→ **What to work on**: Among the entries, which lines carry the string "back"? Copy each of them.

→ **Records to use**:
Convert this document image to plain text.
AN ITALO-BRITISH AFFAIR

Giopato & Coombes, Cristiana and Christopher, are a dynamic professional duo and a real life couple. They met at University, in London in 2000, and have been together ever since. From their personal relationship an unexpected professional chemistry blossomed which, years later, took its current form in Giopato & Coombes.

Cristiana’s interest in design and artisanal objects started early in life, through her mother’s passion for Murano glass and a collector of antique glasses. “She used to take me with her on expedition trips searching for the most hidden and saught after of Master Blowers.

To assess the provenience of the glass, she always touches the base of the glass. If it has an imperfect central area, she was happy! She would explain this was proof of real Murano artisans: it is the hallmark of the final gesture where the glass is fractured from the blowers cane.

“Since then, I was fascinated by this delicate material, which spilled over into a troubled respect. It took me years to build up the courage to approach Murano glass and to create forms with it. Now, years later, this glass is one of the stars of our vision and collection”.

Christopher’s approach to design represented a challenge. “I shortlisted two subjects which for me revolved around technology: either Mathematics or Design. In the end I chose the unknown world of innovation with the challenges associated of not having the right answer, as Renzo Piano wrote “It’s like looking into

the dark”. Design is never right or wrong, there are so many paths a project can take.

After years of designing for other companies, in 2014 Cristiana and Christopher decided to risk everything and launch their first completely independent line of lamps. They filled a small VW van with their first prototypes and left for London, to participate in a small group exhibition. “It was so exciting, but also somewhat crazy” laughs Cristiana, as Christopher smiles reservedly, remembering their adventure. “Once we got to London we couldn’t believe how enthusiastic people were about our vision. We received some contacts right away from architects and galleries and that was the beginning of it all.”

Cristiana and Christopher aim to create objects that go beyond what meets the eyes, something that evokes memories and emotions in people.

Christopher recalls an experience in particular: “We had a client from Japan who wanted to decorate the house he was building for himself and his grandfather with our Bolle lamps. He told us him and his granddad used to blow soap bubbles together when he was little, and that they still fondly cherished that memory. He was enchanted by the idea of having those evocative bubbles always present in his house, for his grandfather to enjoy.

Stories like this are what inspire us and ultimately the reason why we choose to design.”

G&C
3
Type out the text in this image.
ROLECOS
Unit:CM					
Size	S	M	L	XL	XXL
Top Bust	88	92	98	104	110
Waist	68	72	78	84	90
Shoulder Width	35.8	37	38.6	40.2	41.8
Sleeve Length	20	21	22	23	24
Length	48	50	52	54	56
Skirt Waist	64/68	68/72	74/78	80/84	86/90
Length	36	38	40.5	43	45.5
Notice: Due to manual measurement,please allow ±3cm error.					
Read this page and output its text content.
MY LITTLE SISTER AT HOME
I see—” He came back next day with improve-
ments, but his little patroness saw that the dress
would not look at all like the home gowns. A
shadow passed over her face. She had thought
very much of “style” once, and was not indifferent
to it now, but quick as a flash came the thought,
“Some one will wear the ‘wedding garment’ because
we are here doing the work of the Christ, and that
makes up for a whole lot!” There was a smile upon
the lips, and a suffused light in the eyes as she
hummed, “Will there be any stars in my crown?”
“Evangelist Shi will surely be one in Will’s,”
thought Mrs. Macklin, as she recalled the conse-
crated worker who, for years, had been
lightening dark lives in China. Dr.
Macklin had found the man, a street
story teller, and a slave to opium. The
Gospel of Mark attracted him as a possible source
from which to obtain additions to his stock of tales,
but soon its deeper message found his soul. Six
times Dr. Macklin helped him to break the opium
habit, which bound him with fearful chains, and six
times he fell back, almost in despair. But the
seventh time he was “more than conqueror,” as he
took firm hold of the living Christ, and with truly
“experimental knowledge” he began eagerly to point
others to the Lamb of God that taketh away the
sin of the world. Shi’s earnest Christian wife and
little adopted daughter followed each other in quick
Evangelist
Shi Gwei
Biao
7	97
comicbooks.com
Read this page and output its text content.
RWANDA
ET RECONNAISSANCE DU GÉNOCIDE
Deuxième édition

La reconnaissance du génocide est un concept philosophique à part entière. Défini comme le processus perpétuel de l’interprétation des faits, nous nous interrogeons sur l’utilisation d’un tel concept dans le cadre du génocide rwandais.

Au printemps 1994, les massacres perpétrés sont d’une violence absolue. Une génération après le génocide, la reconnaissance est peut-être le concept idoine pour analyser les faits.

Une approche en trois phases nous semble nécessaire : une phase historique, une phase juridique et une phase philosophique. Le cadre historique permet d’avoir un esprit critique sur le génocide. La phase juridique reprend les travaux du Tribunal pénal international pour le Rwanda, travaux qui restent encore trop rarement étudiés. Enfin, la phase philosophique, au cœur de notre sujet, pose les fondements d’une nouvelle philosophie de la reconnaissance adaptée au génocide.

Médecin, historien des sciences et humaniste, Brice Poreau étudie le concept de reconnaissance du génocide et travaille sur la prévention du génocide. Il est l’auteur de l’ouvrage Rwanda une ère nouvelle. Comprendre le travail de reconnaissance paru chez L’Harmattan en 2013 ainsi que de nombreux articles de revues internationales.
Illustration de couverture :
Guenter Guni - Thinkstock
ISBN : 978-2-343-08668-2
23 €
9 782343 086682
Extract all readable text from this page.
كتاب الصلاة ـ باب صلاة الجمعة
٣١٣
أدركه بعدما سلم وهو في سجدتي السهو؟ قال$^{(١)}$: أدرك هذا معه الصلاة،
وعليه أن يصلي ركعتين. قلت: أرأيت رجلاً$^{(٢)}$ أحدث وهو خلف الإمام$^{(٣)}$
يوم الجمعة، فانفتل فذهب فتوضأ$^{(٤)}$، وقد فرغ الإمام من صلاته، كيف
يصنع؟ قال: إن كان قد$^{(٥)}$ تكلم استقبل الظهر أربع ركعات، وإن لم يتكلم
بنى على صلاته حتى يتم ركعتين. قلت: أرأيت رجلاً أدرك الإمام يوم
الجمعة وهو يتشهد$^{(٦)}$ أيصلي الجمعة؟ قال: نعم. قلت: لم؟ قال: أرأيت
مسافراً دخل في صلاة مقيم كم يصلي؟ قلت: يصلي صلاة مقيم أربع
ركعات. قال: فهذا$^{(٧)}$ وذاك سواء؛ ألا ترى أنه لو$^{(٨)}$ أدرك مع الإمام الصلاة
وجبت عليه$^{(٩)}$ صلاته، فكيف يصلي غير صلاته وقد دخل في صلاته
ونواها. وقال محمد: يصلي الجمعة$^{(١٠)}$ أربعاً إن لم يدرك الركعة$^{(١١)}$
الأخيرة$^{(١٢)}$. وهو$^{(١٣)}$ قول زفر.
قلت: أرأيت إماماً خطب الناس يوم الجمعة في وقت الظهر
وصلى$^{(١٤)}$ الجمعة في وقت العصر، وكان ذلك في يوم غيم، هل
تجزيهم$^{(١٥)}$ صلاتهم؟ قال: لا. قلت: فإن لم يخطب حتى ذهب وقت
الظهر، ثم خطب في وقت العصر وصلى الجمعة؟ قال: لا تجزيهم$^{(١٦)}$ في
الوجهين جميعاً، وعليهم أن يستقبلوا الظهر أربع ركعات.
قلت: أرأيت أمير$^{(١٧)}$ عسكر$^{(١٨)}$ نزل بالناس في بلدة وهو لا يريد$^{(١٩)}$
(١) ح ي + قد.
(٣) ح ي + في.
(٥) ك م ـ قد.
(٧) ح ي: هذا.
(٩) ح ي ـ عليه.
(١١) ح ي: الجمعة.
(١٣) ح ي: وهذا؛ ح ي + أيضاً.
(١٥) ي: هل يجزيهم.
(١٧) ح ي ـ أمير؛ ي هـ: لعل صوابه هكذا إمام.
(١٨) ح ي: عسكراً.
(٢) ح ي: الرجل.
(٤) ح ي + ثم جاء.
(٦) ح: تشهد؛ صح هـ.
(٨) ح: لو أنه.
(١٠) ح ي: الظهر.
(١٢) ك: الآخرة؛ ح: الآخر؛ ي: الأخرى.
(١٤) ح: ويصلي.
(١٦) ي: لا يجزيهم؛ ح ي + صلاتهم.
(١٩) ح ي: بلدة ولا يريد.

→ **Task response**:
I see—” He came back next day with improve-
times he fell back, almost in despair. But the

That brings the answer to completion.